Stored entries

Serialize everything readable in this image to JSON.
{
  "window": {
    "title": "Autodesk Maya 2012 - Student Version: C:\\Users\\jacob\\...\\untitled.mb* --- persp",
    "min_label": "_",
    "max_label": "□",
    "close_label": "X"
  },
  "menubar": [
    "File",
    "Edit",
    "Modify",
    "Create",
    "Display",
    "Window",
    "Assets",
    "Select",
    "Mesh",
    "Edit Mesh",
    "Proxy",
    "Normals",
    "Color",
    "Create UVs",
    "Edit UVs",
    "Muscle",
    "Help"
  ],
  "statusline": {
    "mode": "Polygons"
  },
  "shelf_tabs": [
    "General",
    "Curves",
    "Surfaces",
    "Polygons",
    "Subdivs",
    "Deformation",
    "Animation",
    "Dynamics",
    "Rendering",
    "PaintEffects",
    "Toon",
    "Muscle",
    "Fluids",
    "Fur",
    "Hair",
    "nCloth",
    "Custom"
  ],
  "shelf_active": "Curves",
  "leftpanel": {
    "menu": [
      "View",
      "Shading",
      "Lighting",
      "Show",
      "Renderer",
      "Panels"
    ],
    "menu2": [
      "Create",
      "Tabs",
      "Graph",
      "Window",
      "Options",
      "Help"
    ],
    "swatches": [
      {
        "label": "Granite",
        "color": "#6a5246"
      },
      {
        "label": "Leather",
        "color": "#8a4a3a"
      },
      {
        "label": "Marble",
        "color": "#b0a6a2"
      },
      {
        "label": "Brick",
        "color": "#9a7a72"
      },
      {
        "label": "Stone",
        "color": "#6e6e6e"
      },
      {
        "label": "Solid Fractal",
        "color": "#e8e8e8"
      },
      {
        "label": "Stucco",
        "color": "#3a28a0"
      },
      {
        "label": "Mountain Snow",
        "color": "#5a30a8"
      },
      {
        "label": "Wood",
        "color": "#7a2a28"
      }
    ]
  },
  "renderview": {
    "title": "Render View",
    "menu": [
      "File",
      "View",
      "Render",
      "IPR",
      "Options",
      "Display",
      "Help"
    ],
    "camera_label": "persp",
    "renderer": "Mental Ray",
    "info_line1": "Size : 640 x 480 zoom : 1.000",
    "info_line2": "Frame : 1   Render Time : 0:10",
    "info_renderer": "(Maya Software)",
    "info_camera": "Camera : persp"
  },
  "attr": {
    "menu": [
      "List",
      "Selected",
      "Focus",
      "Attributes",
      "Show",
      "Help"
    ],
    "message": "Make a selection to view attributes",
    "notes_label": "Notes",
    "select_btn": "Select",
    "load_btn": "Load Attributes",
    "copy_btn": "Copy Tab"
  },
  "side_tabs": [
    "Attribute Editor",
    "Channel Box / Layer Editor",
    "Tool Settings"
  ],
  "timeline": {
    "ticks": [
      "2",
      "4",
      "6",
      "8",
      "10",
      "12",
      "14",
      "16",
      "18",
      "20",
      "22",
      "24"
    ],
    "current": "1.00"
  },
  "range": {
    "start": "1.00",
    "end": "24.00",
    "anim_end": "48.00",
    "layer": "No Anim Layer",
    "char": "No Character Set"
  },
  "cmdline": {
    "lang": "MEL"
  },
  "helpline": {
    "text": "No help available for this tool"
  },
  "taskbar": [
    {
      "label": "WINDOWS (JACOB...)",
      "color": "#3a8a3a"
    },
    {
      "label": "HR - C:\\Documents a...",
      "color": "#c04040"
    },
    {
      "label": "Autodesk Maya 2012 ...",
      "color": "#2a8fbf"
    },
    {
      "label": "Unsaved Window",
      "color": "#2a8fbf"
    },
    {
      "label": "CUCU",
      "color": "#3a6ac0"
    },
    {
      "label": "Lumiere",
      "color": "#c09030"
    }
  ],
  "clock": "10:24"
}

* **Task goal**: Repeat all entries. Match them exactly.

* **Exercise response**:
Serialize everything readable in this image to JSON.
{
  "window": {
    "title": "Autodesk Maya 2012 - Student Version: C:\\Users\\jacob\\...\\untitled.mb* --- persp",
    "min_label": "_",
    "max_label": "□",
    "close_label": "X"
  },
  "menubar": [
    "File",
    "Edit",
    "Modify",
    "Create",
    "Display",
    "Window",
    "Assets",
    "Select",
    "Mesh",
    "Edit Mesh",
    "Proxy",
    "Normals",
    "Color",
    "Create UVs",
    "Edit UVs",
    "Muscle",
    "Help"
  ],
  "statusline": {
    "mode": "Polygons"
  },
  "shelf_tabs": [
    "General",
    "Curves",
    "Surfaces",
    "Polygons",
    "Subdivs",
    "Deformation",
    "Animation",
    "Dynamics",
    "Rendering",
    "PaintEffects",
    "Toon",
    "Muscle",
    "Fluids",
    "Fur",
    "Hair",
    "nCloth",
    "Custom"
  ],
  "shelf_active": "Curves",
  "leftpanel": {
    "menu": [
      "View",
      "Shading",
      "Lighting",
      "Show",
      "Renderer",
      "Panels"
    ],
    "menu2": [
      "Create",
      "Tabs",
      "Graph",
      "Window",
      "Options",
      "Help"
    ],
    "swatches": [
      {
        "label": "Granite",
        "color": "#6a5246"
      },
      {
        "label": "Leather",
        "color": "#8a4a3a"
      },
      {
        "label": "Marble",
        "color": "#b0a6a2"
      },
      {
        "label": "Brick",
        "color": "#9a7a72"
      },
      {
        "label": "Stone",
        "color": "#6e6e6e"
      },
      {
        "label": "Solid Fractal",
        "color": "#e8e8e8"
      },
      {
        "label": "Stucco",
        "color": "#3a28a0"
      },
      {
        "label": "Mountain Snow",
        "color": "#5a30a8"
      },
      {
        "label": "Wood",
        "color": "#7a2a28"
      }
    ]
  },
  "renderview": {
    "title": "Render View",
    "menu": [
      "File",
      "View",
      "Render",
      "IPR",
      "Options",
      "Display",
      "Help"
    ],
    "camera_label": "persp",
    "renderer": "Mental Ray",
    "info_line1": "Size : 640 x 480 zoom : 1.000",
    "info_line2": "Frame : 1   Render Time : 0:10",
    "info_renderer": "(Maya Software)",
    "info_camera": "Camera : persp"
  },
  "attr": {
    "menu": [
      "List",
      "Selected",
      "Focus",
      "Attributes",
      "Show",
      "Help"
    ],
    "message": "Make a selection to view attributes",
    "notes_label": "Notes",
    "select_btn": "Select",
    "load_btn": "Load Attributes",
    "copy_btn": "Copy Tab"
  },
  "side_tabs": [
    "Attribute Editor",
    "Channel Box / Layer Editor",
    "Tool Settings"
  ],
  "timeline": {
    "ticks": [
      "2",
      "4",
      "6",
      "8",
      "10",
      "12",
      "14",
      "16",
      "18",
      "20",
      "22",
      "24"
    ],
    "current": "1.00"
  },
  "range": {
    "start": "1.00",
    "end": "24.00",
    "anim_end": "48.00",
    "layer": "No Anim Layer",
    "char": "No Character Set"
  },
  "cmdline": {
    "lang": "MEL"
  },
  "helpline": {
    "text": "No help available for this tool"
  },
  "taskbar": [
    {
      "label": "WINDOWS (JACOB...)",
      "color": "#3a8a3a"
    },
    {
      "label": "HR - C:\\Documents a...",
      "color": "#c04040"
    },
    {
      "label": "Autodesk Maya 2012 ...",
      "color": "#2a8fbf"
    },
    {
      "label": "Unsaved Window",
      "color": "#2a8fbf"
    },
    {
      "label": "CUCU",
      "color": "#3a6ac0"
    },
    {
      "label": "Lumiere",
      "color": "#c09030"
    }
  ],
  "clock": "10:24"
}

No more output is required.